What needs to be done: Write the records out again exactly, leaving no images in.

Available records:
_____
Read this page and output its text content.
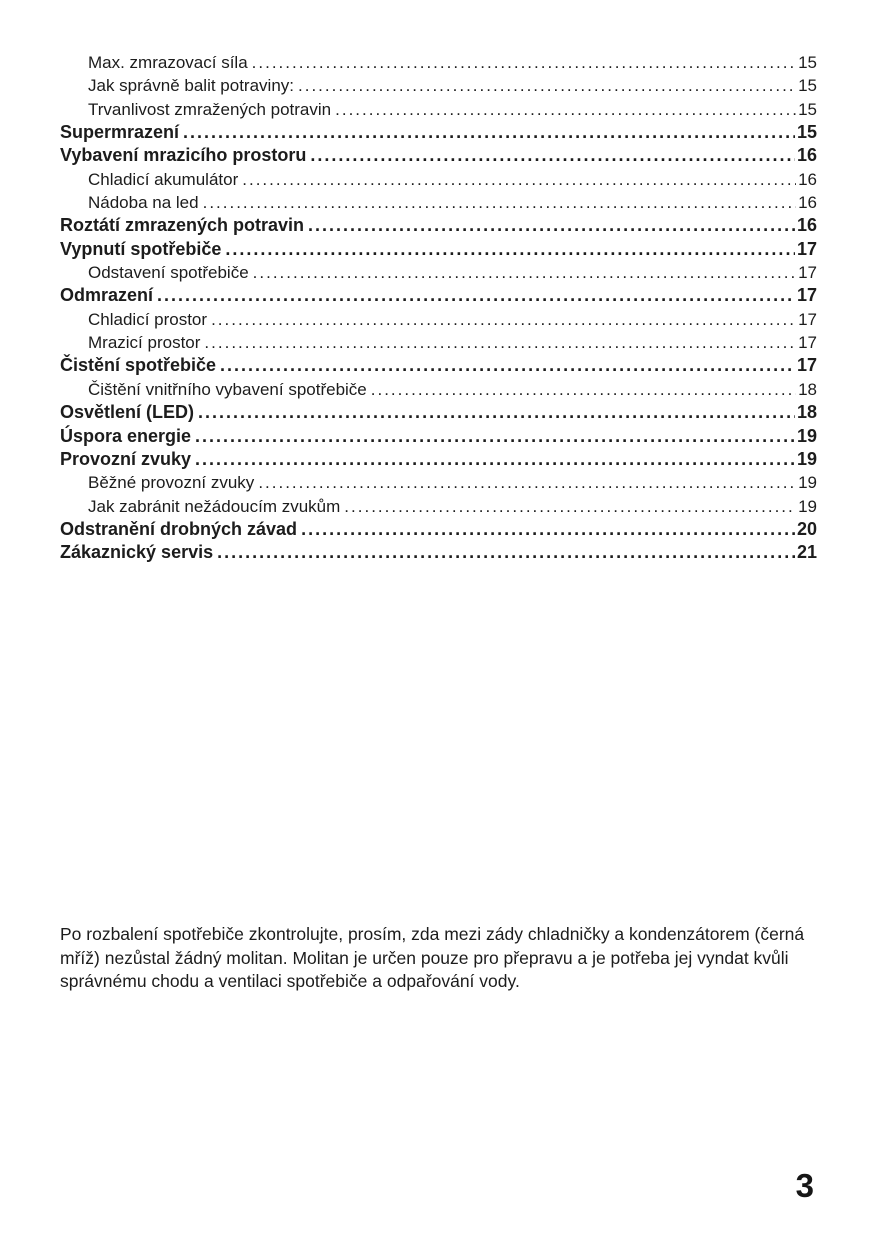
Max. zmrazovací síla .....	15
Jak správně balit potraviny: .....	15
Trvanlivost zmražených potravin .....	15
Supermrazení .....	15
Vybavení mrazicího prostoru .....	16
Chladicí akumulátor .....	16
Nádoba na led .....	16
Roztátí zmrazených potravin .....	16
Vypnutí spotřebiče .....	17
Odstavení spotřebiče .....	17
Odmrazení .....	17
Chladicí prostor .....	17
Mrazicí prostor .....	17
Čistění spotřebiče .....	17
Čištění vnitřního vybavení spotřebiče .....	18
Osvětlení (LED) .....	18
Úspora energie .....	19
Provozní zvuky .....	19
Běžné provozní zvuky .....	19
Jak zabránit nežádoucím zvukům .....	19
Odstranění drobných závad .....	20
Zákaznický servis .....	21

Po rozbalení spotřebiče zkontrolujte, prosím, zda mezi zády chladničky a kondenzátorem (černá mříž) nezůstal žádný molitan. Molitan je určen pouze pro přepravu a je potřeba jej vyndat kvůli správnému chodu a ventilaci spotřebiče a odpařování vody.

3
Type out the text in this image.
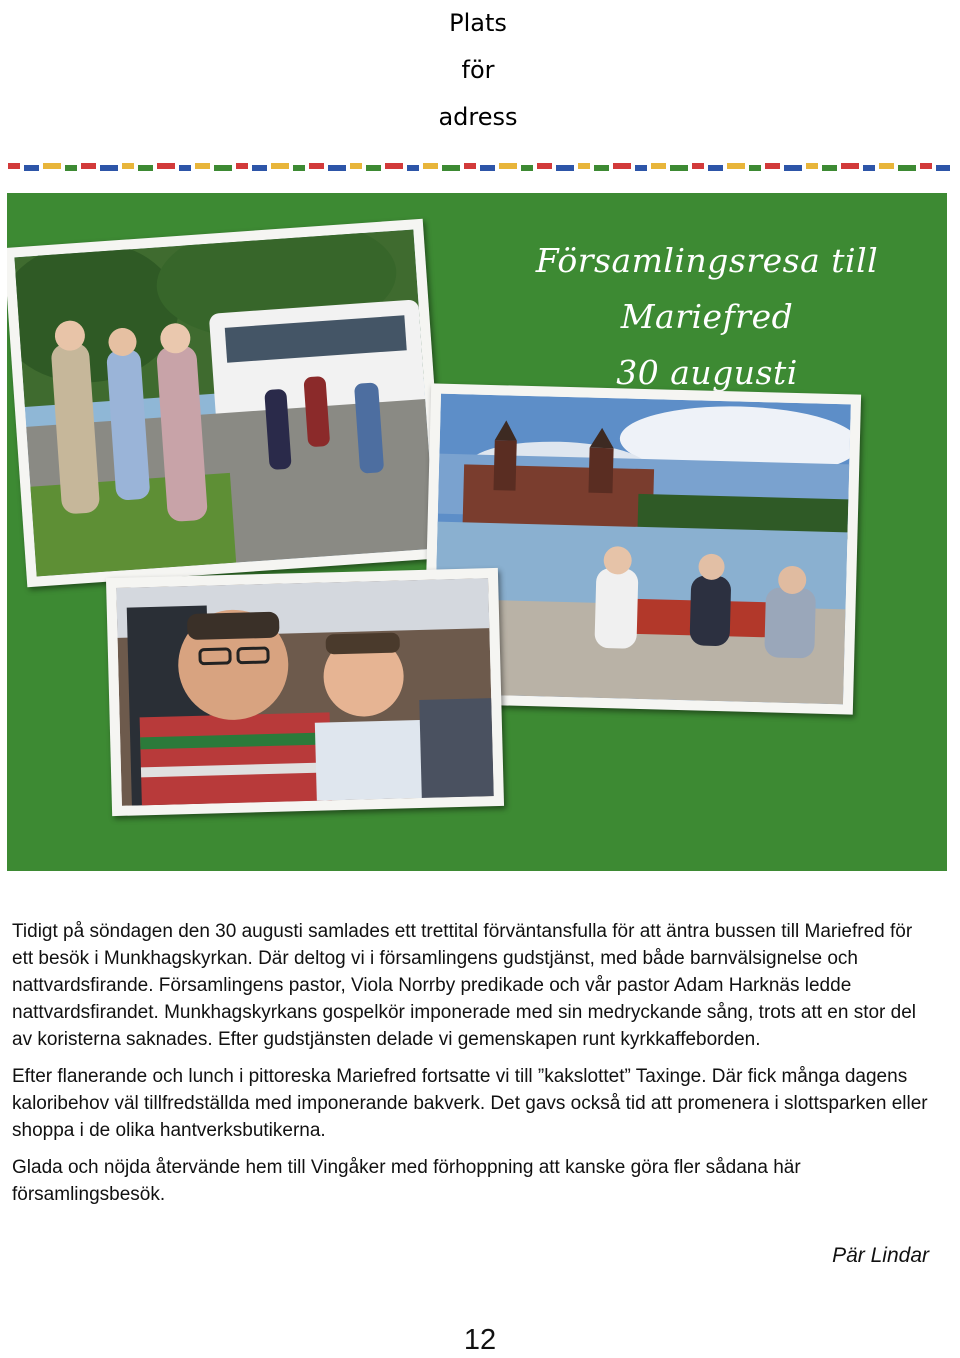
Plats
för
adress
Församlingsresa till Mariefred
30 augusti

Tidigt på söndagen den 30 augusti samlades ett trettital förväntansfulla för att äntra bussen till Mariefred för ett besök i Munkhagskyrkan. Där deltog vi i församlingens gudstjänst, med både barnvälsignelse och nattvardsfirande. Församlingens pastor, Viola Norrby predikade och vår pastor Adam Harknäs ledde nattvardsfirandet. Munkhagskyrkans gospelkör imponerade med sin medryckande sång, trots att en stor del av koristerna saknades. Efter gudstjänsten delade vi gemenskapen runt kyrkkaffeborden.

Efter flanerande och lunch i pittoreska Mariefred fortsatte vi till ”kakslottet” Taxinge. Där fick många dagens kaloribehov väl tillfredställda med imponerande bakverk. Det gavs också tid att promenera i slottsparken eller shoppa i de olika hantverksbutikerna.

Glada och nöjda återvände hem till Vingåker med förhoppning att kanske göra fler sådana här församlingsbesök.

Pär Lindar
12
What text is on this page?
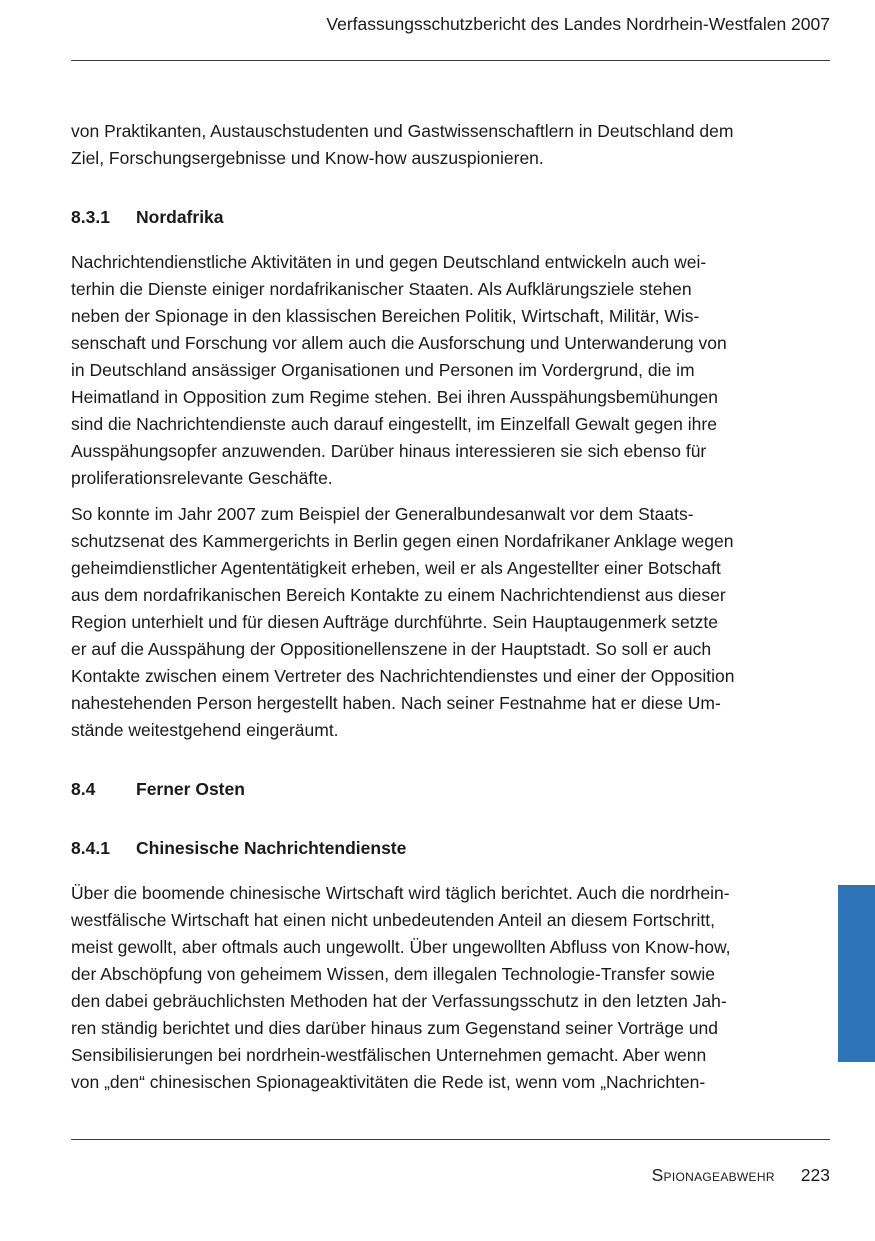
Verfassungsschutzbericht des Landes Nordrhein-Westfalen 2007

von Praktikanten, Austauschstudenten und Gastwissenschaftlern in Deutschland dem
Ziel, Forschungsergebnisse und Know-how auszuspionieren.

8.3.1	Nordafrika

Nachrichtendienstliche Aktivitäten in und gegen Deutschland entwickeln auch wei-
terhin die Dienste einiger nordafrikanischer Staaten. Als Aufklärungsziele stehen
neben der Spionage in den klassischen Bereichen Politik, Wirtschaft, Militär, Wis-
senschaft und Forschung vor allem auch die Ausforschung und Unterwanderung von
in Deutschland ansässiger Organisationen und Personen im Vordergrund, die im
Heimatland in Opposition zum Regime stehen. Bei ihren Ausspähungsbemühungen
sind die Nachrichtendienste auch darauf eingestellt, im Einzelfall Gewalt gegen ihre
Ausspähungsopfer anzuwenden. Darüber hinaus interessieren sie sich ebenso für
proliferationsrelevante Geschäfte.

So konnte im Jahr 2007 zum Beispiel der Generalbundesanwalt vor dem Staats-
schutzsenat des Kammergerichts in Berlin gegen einen Nordafrikaner Anklage wegen
geheimdienstlicher Agententätigkeit erheben, weil er als Angestellter einer Botschaft
aus dem nordafrikanischen Bereich Kontakte zu einem Nachrichtendienst aus dieser
Region unterhielt und für diesen Aufträge durchführte. Sein Hauptaugenmerk setzte
er auf die Ausspähung der Oppositionellenszene in der Hauptstadt. So soll er auch
Kontakte zwischen einem Vertreter des Nachrichtendienstes und einer der Opposition
nahestehenden Person hergestellt haben. Nach seiner Festnahme hat er diese Um-
stände weitestgehend eingeräumt.

8.4	Ferner Osten
8.4.1	Chinesische Nachrichtendienste

Über die boomende chinesische Wirtschaft wird täglich berichtet. Auch die nordrhein-
westfälische Wirtschaft hat einen nicht unbedeutenden Anteil an diesem Fortschritt,
meist gewollt, aber oftmals auch ungewollt. Über ungewollten Abfluss von Know-how,
der Abschöpfung von geheimem Wissen, dem illegalen Technologie-Transfer sowie
den dabei gebräuchlichsten Methoden hat der Verfassungsschutz in den letzten Jah-
ren ständig berichtet und dies darüber hinaus zum Gegenstand seiner Vorträge und
Sensibilisierungen bei nordrhein-westfälischen Unternehmen gemacht. Aber wenn
von „den“ chinesischen Spionageaktivitäten die Rede ist, wenn vom „Nachrichten-

Spionageabwehr 223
_____
Written solution:
Read this page and output its text content.
Max. zmrazovací síla .....	15
Jak správně balit potraviny: .....	15
Trvanlivost zmražených potravin .....	15
Supermrazení .....	15
Vybavení mrazicího prostoru .....	16
Chladicí akumulátor .....	16
Nádoba na led .....	16
Roztátí zmrazených potravin .....	16
Vypnutí spotřebiče .....	17
Odstavení spotřebiče .....	17
Odmrazení .....	17
Chladicí prostor .....	17
Mrazicí prostor .....	17
Čistění spotřebiče .....	17
Čištění vnitřního vybavení spotřebiče .....	18
Osvětlení (LED) .....	18
Úspora energie .....	19
Provozní zvuky .....	19
Běžné provozní zvuky .....	19
Jak zabránit nežádoucím zvukům .....	19
Odstranění drobných závad .....	20
Zákaznický servis .....	21

Po rozbalení spotřebiče zkontrolujte, prosím, zda mezi zády chladničky a kondenzátorem (černá mříž) nezůstal žádný molitan. Molitan je určen pouze pro přepravu a je potřeba jej vyndat kvůli správnému chodu a ventilaci spotřebiče a odpařování vody.

3
Type out the text in this image.
Plats
för
adress
Församlingsresa till Mariefred
30 augusti

Tidigt på söndagen den 30 augusti samlades ett trettital förväntansfulla för att äntra bussen till Mariefred för ett besök i Munkhagskyrkan. Där deltog vi i församlingens gudstjänst, med både barnvälsignelse och nattvardsfirande. Församlingens pastor, Viola Norrby predikade och vår pastor Adam Harknäs ledde nattvardsfirandet. Munkhagskyrkans gospelkör imponerade med sin medryckande sång, trots att en stor del av koristerna saknades. Efter gudstjänsten delade vi gemenskapen runt kyrkkaffeborden.

Efter flanerande och lunch i pittoreska Mariefred fortsatte vi till ”kakslottet” Taxinge. Där fick många dagens kaloribehov väl tillfredställda med imponerande bakverk. Det gavs också tid att promenera i slottsparken eller shoppa i de olika hantverksbutikerna.

Glada och nöjda återvände hem till Vingåker med förhoppning att kanske göra fler sådana här församlingsbesök.

Pär Lindar
12
What text is on this page?
Verfassungsschutzbericht des Landes Nordrhein-Westfalen 2007

von Praktikanten, Austauschstudenten und Gastwissenschaftlern in Deutschland dem
Ziel, Forschungsergebnisse und Know-how auszuspionieren.

8.3.1	Nordafrika

Nachrichtendienstliche Aktivitäten in und gegen Deutschland entwickeln auch wei-
terhin die Dienste einiger nordafrikanischer Staaten. Als Aufklärungsziele stehen
neben der Spionage in den klassischen Bereichen Politik, Wirtschaft, Militär, Wis-
senschaft und Forschung vor allem auch die Ausforschung und Unterwanderung von
in Deutschland ansässiger Organisationen und Personen im Vordergrund, die im
Heimatland in Opposition zum Regime stehen. Bei ihren Ausspähungsbemühungen
sind die Nachrichtendienste auch darauf eingestellt, im Einzelfall Gewalt gegen ihre
Ausspähungsopfer anzuwenden. Darüber hinaus interessieren sie sich ebenso für
proliferationsrelevante Geschäfte.

So konnte im Jahr 2007 zum Beispiel der Generalbundesanwalt vor dem Staats-
schutzsenat des Kammergerichts in Berlin gegen einen Nordafrikaner Anklage wegen
geheimdienstlicher Agententätigkeit erheben, weil er als Angestellter einer Botschaft
aus dem nordafrikanischen Bereich Kontakte zu einem Nachrichtendienst aus dieser
Region unterhielt und für diesen Aufträge durchführte. Sein Hauptaugenmerk setzte
er auf die Ausspähung der Oppositionellenszene in der Hauptstadt. So soll er auch
Kontakte zwischen einem Vertreter des Nachrichtendienstes und einer der Opposition
nahestehenden Person hergestellt haben. Nach seiner Festnahme hat er diese Um-
stände weitestgehend eingeräumt.

8.4	Ferner Osten
8.4.1	Chinesische Nachrichtendienste

Über die boomende chinesische Wirtschaft wird täglich berichtet. Auch die nordrhein-
westfälische Wirtschaft hat einen nicht unbedeutenden Anteil an diesem Fortschritt,
meist gewollt, aber oftmals auch ungewollt. Über ungewollten Abfluss von Know-how,
der Abschöpfung von geheimem Wissen, dem illegalen Technologie-Transfer sowie
den dabei gebräuchlichsten Methoden hat der Verfassungsschutz in den letzten Jah-
ren ständig berichtet und dies darüber hinaus zum Gegenstand seiner Vorträge und
Sensibilisierungen bei nordrhein-westfälischen Unternehmen gemacht. Aber wenn
von „den“ chinesischen Spionageaktivitäten die Rede ist, wenn vom „Nachrichten-

Spionageabwehr 223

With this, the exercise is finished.